• [EXERCISE]
Count the lines below that contain the string "email", treating uppercase and lowercase as different, and reply with only the number.

• [DATA ROWS]
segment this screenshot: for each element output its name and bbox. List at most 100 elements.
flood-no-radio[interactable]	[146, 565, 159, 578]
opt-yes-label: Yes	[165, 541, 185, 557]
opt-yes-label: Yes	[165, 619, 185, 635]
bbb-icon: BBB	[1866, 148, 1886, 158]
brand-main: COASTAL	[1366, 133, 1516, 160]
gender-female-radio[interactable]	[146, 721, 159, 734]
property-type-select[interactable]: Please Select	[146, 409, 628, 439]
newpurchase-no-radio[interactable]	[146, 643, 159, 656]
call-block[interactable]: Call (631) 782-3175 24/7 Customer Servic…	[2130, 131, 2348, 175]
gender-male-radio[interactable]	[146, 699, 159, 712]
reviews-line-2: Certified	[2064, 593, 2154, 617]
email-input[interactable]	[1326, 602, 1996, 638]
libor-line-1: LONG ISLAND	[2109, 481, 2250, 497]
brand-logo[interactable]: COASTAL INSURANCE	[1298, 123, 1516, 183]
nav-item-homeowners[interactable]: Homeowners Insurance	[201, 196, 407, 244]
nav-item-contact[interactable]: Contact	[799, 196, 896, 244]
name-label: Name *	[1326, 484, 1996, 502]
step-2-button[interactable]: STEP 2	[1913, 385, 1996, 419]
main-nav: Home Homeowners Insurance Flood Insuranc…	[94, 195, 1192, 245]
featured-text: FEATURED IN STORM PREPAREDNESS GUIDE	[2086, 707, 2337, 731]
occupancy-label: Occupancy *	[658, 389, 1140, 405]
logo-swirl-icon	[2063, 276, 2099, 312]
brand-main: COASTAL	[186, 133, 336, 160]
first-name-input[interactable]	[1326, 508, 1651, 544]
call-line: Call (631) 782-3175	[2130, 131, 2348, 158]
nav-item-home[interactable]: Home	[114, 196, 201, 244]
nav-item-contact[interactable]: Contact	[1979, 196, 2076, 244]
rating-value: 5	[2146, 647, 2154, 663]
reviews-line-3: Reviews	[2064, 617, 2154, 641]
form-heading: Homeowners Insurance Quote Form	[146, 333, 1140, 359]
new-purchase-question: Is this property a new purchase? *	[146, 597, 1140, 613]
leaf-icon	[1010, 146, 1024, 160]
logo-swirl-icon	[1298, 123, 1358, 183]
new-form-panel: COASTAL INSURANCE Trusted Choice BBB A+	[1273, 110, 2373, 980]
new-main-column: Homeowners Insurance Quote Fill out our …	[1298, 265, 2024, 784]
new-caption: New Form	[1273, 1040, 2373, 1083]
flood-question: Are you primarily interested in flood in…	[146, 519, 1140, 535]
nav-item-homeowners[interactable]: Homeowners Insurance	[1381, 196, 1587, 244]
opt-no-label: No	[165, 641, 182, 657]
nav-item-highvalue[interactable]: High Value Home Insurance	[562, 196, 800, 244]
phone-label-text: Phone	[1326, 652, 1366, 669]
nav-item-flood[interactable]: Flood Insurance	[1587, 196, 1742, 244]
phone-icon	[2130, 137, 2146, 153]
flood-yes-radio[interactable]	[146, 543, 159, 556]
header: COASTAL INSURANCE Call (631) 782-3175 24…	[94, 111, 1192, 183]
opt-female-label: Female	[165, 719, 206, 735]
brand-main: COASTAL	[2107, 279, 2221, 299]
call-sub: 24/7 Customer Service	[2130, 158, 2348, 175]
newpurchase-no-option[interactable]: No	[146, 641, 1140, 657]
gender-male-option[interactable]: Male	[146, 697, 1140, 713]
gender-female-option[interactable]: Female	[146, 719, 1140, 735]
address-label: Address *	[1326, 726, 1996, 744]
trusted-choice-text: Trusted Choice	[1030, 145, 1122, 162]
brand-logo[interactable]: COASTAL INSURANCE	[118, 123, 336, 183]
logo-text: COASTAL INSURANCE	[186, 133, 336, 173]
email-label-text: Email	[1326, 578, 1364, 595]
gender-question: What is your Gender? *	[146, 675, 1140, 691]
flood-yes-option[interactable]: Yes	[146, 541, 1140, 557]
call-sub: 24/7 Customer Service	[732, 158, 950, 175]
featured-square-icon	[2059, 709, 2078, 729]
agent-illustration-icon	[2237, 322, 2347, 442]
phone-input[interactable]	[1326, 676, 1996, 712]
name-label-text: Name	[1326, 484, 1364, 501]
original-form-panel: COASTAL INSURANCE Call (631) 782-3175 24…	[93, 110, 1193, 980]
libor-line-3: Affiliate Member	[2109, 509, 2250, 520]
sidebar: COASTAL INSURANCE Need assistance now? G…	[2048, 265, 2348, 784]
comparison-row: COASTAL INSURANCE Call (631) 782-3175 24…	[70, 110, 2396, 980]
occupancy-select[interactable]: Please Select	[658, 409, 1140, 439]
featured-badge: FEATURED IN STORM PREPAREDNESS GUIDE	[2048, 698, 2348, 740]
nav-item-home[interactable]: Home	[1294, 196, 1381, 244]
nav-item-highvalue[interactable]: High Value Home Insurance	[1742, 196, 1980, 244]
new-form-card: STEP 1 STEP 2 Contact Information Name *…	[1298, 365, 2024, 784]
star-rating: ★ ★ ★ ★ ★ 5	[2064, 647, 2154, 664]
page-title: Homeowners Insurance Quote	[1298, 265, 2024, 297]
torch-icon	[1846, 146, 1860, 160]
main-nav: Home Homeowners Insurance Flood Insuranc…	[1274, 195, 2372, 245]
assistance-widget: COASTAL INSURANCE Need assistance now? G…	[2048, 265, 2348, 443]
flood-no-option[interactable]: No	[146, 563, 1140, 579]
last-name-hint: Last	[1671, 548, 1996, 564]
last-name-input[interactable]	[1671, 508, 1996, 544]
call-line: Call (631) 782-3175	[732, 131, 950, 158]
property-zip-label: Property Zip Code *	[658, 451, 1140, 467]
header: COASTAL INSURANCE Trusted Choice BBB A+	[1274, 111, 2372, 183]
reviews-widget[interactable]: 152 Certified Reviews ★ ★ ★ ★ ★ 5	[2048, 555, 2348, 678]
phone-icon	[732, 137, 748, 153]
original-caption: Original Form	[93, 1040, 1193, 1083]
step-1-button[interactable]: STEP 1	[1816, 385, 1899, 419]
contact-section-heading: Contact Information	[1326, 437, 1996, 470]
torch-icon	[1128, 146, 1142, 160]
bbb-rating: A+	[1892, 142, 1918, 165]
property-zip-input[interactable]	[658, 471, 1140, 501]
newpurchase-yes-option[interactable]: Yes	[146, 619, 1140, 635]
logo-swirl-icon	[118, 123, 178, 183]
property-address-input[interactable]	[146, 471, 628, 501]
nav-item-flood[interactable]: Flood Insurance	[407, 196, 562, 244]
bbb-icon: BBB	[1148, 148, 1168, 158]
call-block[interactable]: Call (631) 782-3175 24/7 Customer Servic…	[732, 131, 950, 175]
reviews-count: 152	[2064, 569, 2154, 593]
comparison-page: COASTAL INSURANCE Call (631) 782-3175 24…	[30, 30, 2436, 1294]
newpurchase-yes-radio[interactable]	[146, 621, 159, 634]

• [FINAL RESULT]
2